» **Exercise brief**
Each line that holds the word "this" counts once; give the total number of such lines and nothing else.

——————————

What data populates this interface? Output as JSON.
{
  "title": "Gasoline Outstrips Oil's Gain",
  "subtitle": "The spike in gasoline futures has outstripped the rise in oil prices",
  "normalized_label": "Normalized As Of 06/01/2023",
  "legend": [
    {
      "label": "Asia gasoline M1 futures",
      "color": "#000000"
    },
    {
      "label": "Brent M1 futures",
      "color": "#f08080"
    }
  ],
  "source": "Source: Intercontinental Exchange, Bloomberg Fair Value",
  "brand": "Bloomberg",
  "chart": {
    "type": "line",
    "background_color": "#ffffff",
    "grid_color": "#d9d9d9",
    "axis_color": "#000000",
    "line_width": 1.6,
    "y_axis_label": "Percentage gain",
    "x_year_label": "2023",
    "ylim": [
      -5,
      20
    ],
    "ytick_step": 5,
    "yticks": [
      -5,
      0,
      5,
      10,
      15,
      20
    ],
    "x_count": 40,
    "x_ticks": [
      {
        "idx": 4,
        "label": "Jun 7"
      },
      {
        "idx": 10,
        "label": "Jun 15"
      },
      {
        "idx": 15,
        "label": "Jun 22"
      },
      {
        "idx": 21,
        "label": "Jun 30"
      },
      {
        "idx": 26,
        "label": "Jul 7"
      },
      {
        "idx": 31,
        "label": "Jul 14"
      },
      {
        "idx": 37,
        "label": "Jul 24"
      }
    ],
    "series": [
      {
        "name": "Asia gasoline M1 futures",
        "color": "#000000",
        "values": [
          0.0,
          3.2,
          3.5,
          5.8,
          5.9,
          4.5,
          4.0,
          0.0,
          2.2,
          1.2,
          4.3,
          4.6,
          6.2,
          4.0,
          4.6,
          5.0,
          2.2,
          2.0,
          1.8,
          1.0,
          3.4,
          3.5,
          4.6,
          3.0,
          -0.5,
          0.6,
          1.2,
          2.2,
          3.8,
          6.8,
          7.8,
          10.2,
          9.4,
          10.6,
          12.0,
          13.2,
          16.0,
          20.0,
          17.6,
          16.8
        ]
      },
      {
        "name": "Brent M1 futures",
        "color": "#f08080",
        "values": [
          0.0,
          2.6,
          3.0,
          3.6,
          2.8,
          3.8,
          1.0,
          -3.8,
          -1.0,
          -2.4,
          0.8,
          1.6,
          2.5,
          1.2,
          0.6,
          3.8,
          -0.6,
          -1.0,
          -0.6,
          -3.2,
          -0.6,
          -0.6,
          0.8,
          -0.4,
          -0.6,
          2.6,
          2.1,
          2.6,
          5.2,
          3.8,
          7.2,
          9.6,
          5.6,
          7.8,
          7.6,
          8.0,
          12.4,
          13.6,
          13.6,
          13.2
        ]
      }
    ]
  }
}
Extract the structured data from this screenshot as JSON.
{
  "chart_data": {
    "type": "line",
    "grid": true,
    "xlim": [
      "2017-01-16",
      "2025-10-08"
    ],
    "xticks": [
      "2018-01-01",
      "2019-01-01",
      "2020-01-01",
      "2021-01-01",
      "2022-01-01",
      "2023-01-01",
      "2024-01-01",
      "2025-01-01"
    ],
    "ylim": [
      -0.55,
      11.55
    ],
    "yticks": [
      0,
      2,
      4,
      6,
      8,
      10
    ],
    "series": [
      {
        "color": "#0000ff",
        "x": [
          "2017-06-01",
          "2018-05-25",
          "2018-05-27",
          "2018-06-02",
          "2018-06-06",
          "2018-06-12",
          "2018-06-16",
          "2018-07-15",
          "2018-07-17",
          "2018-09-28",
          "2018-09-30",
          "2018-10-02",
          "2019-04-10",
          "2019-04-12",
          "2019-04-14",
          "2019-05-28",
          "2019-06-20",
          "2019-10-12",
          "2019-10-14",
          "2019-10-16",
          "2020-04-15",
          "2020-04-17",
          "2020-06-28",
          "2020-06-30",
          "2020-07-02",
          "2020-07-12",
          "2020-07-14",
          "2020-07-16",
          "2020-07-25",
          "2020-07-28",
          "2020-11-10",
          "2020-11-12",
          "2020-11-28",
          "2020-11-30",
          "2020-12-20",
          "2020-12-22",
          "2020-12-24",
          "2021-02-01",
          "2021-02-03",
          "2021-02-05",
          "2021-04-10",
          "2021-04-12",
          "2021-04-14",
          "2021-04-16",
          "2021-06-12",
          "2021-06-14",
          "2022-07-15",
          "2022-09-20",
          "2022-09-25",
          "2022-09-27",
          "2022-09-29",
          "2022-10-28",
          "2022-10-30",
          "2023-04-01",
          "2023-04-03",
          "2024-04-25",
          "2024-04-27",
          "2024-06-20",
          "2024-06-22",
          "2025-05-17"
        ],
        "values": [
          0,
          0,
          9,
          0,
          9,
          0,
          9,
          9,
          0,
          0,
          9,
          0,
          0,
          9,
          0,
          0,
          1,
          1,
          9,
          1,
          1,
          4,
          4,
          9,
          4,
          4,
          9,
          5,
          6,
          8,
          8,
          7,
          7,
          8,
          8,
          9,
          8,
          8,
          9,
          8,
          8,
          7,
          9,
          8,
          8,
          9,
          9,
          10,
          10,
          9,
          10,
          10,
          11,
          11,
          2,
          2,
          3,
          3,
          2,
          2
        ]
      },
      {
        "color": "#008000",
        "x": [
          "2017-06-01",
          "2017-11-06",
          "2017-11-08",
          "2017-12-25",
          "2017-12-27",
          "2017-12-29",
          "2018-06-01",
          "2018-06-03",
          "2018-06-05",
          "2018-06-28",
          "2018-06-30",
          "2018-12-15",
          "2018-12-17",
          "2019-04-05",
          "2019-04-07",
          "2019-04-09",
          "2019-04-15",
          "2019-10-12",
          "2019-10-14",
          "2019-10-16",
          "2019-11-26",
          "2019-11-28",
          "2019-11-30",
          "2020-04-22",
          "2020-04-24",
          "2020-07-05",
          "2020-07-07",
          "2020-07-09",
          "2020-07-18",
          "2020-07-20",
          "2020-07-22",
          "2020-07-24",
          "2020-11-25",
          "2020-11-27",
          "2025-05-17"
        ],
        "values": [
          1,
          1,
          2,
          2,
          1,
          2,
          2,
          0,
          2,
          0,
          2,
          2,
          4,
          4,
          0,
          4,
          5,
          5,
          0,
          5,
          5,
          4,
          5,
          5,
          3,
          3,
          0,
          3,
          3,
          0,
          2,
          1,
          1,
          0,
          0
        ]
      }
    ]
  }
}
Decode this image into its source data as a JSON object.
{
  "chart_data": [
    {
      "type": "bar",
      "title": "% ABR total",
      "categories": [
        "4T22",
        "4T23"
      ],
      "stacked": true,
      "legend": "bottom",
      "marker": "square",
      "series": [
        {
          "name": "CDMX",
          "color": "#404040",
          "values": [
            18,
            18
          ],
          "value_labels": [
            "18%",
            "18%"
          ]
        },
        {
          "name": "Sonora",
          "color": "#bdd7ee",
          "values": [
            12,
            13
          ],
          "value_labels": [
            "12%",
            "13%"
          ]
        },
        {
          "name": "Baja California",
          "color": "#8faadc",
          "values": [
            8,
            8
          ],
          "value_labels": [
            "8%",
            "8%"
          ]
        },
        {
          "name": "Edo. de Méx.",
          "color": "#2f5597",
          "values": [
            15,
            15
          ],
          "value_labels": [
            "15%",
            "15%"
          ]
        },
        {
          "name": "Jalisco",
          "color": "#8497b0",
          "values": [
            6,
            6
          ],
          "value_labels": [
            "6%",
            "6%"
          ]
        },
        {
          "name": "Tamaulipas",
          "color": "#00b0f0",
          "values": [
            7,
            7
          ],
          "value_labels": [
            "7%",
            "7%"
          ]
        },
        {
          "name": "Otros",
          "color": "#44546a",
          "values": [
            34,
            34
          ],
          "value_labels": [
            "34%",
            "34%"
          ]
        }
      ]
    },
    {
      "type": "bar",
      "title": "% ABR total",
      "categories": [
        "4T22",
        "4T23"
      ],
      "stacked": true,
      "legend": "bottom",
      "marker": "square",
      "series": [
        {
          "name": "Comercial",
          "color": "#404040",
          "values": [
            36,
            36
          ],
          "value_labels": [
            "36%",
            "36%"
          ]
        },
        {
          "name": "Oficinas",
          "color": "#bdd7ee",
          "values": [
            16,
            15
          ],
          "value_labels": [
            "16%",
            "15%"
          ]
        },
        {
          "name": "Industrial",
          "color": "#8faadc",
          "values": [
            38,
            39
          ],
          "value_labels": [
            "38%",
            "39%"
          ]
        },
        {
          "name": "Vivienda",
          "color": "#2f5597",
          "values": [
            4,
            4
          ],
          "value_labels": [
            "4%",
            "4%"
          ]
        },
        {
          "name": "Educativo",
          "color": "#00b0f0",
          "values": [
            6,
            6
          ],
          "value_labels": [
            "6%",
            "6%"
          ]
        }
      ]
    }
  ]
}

——————————

» **Result below**
3